Track down the lines that contain "this" and copy them.

━━━━━━━━━━

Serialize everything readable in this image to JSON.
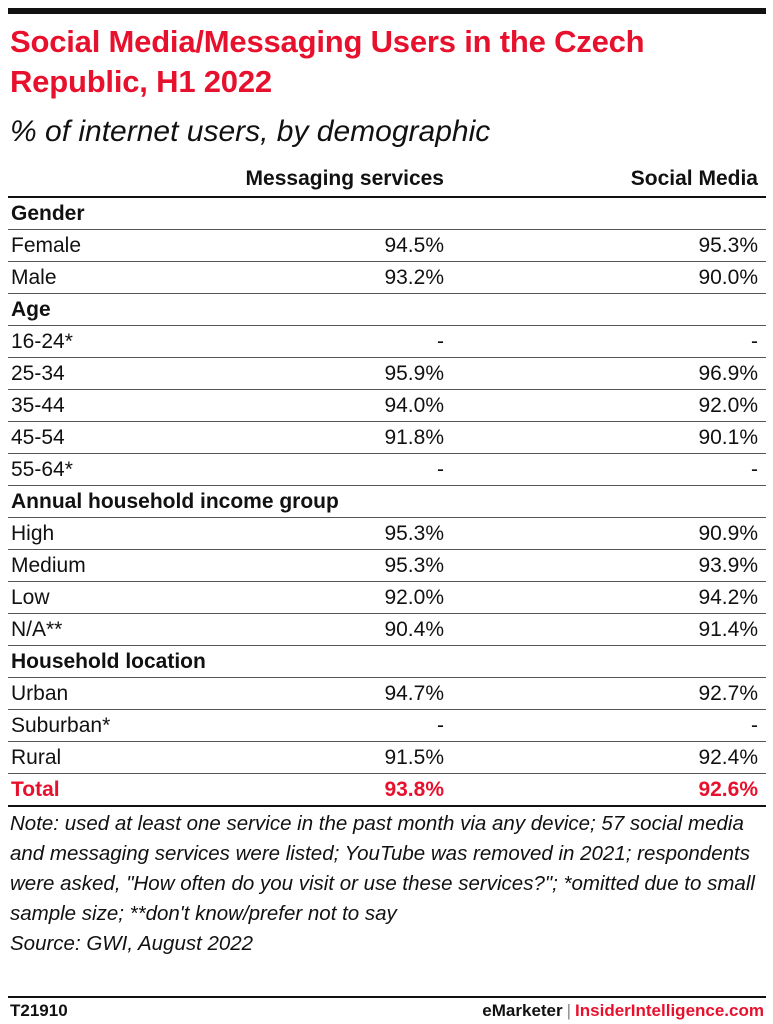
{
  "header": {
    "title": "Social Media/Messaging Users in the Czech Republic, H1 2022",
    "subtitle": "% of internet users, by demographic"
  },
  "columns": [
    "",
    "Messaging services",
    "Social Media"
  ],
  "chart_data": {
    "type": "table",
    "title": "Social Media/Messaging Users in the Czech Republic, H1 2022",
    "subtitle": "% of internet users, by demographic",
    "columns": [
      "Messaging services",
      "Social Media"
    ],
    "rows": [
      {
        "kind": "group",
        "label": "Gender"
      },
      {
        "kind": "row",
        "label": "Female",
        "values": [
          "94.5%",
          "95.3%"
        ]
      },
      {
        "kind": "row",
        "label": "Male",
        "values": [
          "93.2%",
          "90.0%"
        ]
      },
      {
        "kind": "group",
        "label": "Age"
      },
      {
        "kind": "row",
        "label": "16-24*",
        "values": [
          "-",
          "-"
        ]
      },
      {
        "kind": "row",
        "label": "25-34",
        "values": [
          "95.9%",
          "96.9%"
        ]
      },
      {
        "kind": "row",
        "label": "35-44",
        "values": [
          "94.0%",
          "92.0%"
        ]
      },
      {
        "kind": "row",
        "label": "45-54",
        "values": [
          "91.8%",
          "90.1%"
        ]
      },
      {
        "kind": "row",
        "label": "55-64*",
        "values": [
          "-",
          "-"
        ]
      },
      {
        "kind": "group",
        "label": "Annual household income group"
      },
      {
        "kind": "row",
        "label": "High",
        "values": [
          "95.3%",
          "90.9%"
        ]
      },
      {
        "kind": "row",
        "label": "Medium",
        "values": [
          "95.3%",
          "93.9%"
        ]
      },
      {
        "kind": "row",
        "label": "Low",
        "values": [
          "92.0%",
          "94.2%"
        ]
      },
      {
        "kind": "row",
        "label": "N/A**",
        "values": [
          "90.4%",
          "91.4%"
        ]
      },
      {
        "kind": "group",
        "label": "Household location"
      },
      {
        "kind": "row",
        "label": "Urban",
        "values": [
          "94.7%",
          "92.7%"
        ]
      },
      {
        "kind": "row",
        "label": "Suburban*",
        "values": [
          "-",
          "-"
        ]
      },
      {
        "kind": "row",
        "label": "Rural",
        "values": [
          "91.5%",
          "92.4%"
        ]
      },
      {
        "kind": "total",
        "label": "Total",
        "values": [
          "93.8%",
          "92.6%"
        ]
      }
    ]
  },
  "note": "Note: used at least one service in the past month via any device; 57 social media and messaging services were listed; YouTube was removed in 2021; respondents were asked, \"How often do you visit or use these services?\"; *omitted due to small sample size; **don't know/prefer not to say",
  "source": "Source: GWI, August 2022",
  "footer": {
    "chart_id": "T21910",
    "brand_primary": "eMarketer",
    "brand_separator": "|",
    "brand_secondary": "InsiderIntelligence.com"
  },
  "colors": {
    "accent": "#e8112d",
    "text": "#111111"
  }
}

━━━━━━━━━━

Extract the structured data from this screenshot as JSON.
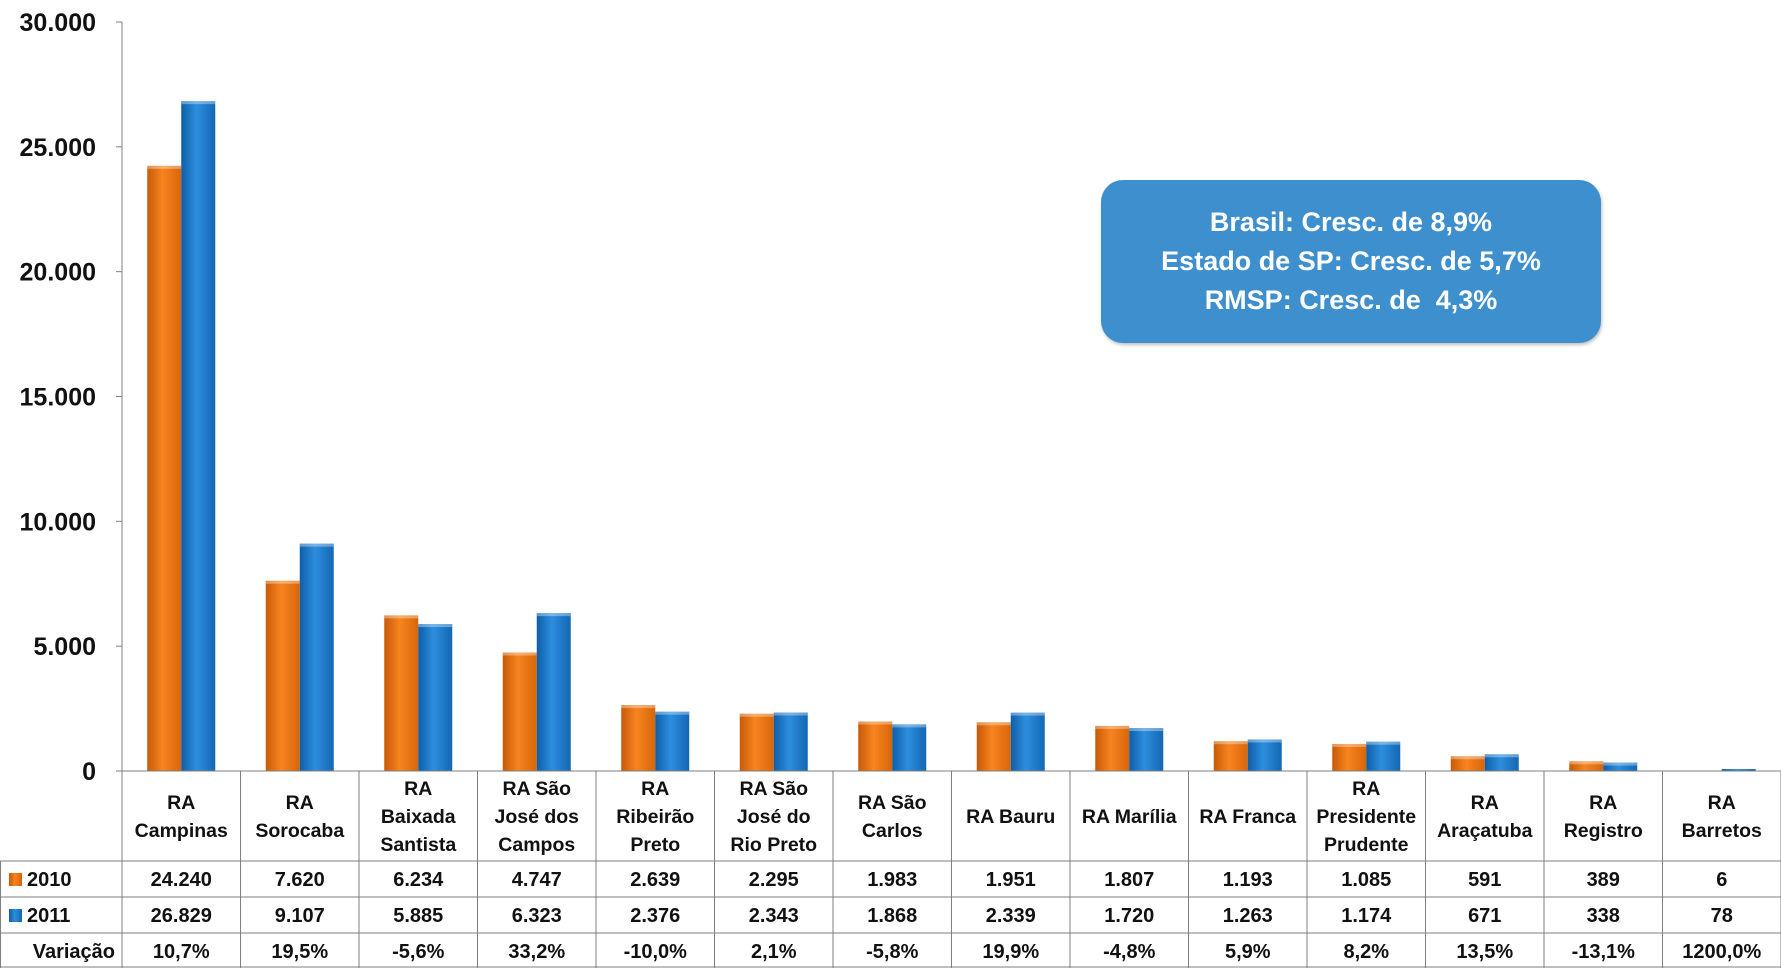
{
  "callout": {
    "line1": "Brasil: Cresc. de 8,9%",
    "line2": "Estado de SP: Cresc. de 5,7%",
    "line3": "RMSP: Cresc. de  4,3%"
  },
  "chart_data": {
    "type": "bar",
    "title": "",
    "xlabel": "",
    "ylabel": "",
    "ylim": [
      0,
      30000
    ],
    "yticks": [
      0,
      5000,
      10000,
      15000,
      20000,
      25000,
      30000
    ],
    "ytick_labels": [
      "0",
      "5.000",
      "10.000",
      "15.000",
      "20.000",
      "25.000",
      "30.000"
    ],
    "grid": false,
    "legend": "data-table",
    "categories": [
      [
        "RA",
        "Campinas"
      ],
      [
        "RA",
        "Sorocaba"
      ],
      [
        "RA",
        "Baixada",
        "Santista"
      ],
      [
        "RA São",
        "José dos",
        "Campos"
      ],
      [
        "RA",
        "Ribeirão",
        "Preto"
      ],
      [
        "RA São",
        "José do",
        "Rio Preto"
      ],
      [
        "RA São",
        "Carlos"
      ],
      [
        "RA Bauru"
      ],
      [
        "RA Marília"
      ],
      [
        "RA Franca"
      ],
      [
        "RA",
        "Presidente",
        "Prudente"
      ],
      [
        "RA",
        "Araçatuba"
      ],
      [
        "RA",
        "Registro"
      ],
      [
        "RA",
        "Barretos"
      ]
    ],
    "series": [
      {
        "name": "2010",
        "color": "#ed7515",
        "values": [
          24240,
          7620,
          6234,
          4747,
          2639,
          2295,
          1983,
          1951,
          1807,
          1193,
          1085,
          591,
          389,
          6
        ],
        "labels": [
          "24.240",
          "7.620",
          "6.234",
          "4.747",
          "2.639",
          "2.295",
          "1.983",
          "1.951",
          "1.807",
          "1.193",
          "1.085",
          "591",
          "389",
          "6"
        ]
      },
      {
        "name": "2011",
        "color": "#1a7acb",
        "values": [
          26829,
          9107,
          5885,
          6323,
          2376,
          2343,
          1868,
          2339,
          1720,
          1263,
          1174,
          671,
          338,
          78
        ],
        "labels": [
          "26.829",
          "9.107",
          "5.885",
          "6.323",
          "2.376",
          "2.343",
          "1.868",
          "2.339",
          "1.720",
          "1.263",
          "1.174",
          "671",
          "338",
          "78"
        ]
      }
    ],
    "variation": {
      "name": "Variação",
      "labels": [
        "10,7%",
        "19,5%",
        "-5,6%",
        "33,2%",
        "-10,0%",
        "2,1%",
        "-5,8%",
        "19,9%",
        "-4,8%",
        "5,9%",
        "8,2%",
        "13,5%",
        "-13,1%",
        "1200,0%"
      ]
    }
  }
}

━━━━━━━━━━

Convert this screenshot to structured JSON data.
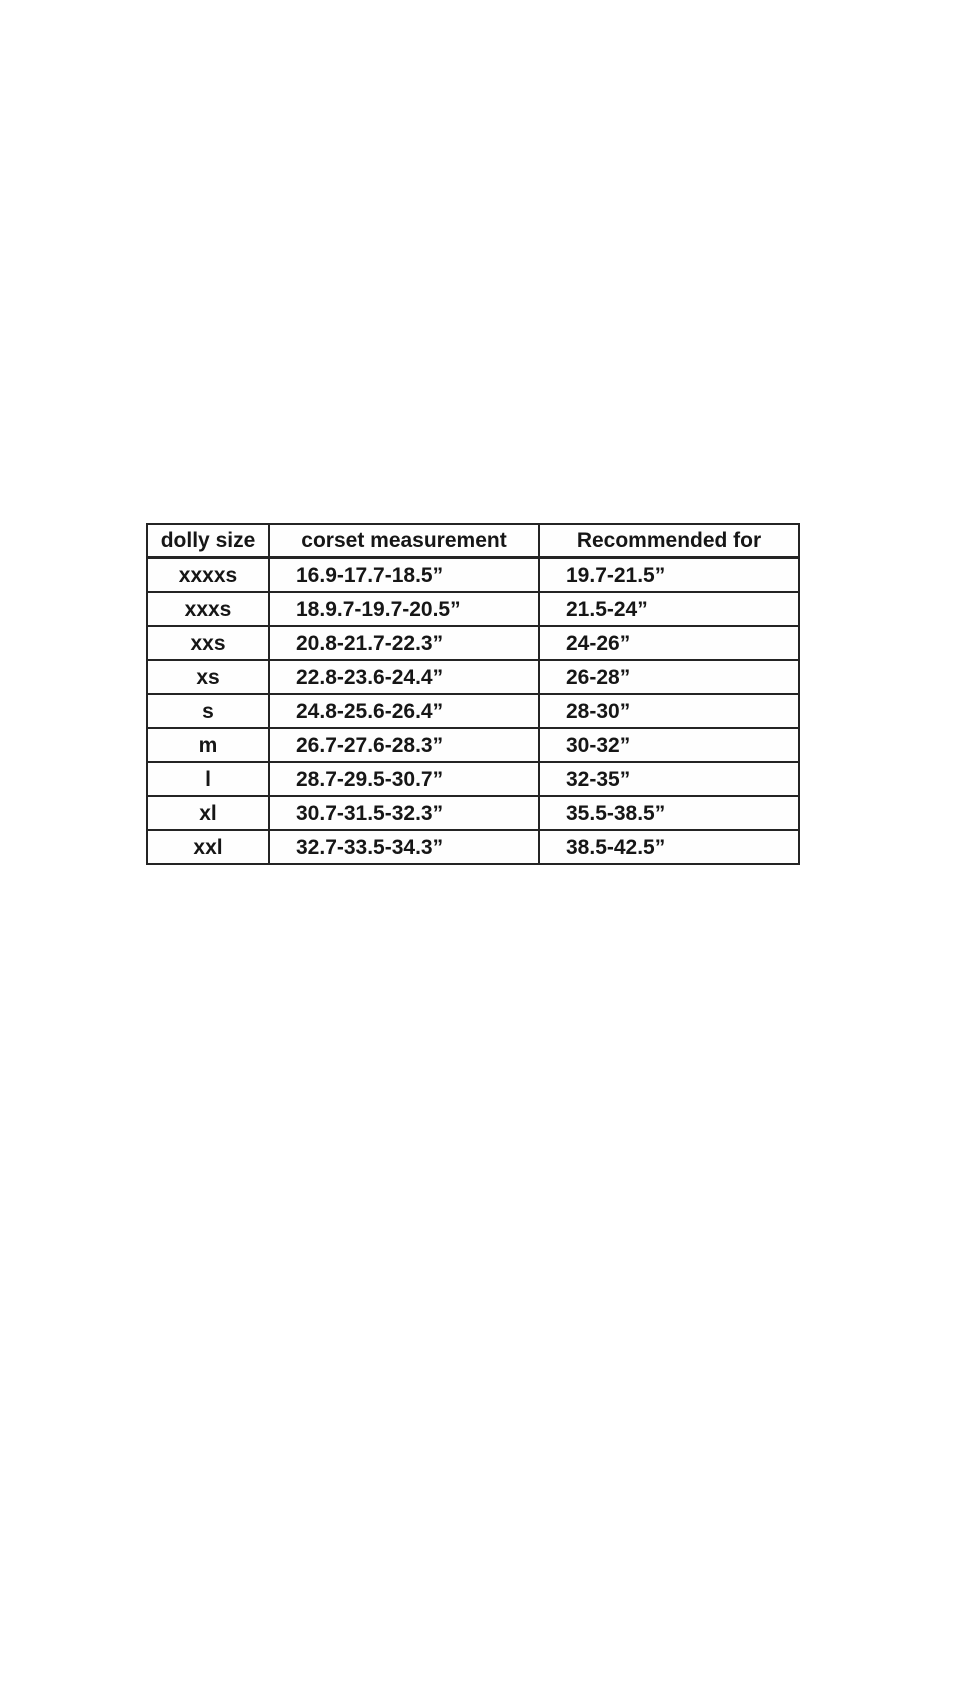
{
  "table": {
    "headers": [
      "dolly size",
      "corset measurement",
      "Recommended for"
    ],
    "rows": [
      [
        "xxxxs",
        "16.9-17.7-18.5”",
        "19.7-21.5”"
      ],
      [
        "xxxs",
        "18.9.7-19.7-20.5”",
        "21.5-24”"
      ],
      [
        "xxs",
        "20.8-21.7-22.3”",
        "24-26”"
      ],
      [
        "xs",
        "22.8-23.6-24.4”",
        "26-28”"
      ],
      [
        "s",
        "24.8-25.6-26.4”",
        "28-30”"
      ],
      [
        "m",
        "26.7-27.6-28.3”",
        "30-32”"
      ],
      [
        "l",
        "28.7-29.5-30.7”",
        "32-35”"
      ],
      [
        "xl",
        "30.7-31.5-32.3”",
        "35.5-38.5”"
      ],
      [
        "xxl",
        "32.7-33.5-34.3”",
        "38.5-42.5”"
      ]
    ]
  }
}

━━━━━━━━━━

▶ _Correct result_
Serialize everything readable in this image to JSON.
Extract the structured data from this screenshot as JSON.
Convert this screenshot to structured JSON data.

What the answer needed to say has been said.